* BEGIN Supplied entries *
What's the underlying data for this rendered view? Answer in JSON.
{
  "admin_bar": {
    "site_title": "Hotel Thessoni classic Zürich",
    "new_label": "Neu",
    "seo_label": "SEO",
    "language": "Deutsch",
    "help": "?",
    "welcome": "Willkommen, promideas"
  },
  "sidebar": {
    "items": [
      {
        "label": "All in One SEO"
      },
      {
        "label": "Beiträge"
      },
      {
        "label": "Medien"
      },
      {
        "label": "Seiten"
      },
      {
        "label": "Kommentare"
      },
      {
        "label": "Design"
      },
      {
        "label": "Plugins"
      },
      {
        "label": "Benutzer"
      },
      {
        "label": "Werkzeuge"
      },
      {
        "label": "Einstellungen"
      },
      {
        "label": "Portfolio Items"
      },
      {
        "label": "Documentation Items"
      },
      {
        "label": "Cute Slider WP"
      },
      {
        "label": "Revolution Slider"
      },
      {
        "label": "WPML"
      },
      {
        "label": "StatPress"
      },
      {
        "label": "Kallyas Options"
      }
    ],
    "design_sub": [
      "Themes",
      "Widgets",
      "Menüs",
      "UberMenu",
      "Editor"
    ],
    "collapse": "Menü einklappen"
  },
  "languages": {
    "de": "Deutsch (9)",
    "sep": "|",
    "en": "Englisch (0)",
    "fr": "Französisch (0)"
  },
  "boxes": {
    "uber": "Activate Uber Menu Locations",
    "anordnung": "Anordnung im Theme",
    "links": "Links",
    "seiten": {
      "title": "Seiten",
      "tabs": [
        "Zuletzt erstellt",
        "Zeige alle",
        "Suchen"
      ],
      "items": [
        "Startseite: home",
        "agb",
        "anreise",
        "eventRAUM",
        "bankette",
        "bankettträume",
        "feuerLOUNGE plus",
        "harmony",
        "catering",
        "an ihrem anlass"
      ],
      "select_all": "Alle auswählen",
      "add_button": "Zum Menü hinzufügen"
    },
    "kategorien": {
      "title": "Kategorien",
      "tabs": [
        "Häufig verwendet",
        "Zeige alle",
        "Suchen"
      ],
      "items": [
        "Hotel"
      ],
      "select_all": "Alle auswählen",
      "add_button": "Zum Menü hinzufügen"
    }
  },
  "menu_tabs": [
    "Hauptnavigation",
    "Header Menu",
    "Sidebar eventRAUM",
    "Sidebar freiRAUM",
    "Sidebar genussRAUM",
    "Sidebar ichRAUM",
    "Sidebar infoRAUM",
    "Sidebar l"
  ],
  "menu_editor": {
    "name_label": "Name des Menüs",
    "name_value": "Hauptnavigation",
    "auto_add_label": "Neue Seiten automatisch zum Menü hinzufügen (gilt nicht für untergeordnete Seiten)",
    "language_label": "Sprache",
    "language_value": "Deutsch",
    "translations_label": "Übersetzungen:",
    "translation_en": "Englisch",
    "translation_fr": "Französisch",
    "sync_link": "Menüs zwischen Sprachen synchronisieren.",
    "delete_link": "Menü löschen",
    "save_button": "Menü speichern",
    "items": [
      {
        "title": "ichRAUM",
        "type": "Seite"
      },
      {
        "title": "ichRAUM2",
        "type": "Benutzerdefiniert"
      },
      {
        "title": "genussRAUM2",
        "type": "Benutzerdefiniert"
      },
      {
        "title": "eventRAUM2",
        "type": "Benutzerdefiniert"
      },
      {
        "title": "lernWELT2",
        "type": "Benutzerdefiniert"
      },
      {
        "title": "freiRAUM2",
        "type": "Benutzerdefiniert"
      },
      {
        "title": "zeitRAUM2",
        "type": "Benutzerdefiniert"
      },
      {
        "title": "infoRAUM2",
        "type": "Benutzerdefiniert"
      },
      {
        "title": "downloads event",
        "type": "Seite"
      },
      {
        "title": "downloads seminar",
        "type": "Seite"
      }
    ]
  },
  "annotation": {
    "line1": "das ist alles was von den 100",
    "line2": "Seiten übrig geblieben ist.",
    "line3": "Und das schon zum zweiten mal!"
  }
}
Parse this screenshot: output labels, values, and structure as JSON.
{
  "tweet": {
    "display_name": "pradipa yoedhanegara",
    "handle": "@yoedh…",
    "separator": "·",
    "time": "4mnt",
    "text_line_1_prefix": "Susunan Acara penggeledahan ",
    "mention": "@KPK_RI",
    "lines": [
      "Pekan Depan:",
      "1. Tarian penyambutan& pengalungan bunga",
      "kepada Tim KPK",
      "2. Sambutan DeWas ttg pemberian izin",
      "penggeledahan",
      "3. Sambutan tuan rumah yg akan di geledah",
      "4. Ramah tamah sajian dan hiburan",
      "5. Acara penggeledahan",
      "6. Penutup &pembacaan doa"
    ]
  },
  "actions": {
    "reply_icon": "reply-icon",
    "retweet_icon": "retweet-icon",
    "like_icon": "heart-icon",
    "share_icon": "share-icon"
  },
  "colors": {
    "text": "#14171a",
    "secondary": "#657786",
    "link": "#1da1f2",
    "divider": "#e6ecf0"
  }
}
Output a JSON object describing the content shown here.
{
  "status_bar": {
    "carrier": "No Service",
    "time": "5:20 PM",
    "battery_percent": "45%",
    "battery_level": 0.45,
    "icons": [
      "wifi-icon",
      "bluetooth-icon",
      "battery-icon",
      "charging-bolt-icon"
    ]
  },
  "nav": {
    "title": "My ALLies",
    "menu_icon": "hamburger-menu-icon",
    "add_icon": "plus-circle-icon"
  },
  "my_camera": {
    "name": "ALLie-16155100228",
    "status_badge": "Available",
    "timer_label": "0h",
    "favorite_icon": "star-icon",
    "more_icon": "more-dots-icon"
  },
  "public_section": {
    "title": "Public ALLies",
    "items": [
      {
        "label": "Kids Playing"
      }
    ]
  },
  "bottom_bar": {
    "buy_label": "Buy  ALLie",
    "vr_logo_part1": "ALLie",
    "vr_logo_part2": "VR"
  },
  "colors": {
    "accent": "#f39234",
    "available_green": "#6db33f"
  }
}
* END Supplied entries *
## [Prompt]
In the entries above, find each line with the word "Hotel" and copy it.

## [Full solution]
    "site_title": "Hotel Thessoni classic Zürich",
        "Hotel"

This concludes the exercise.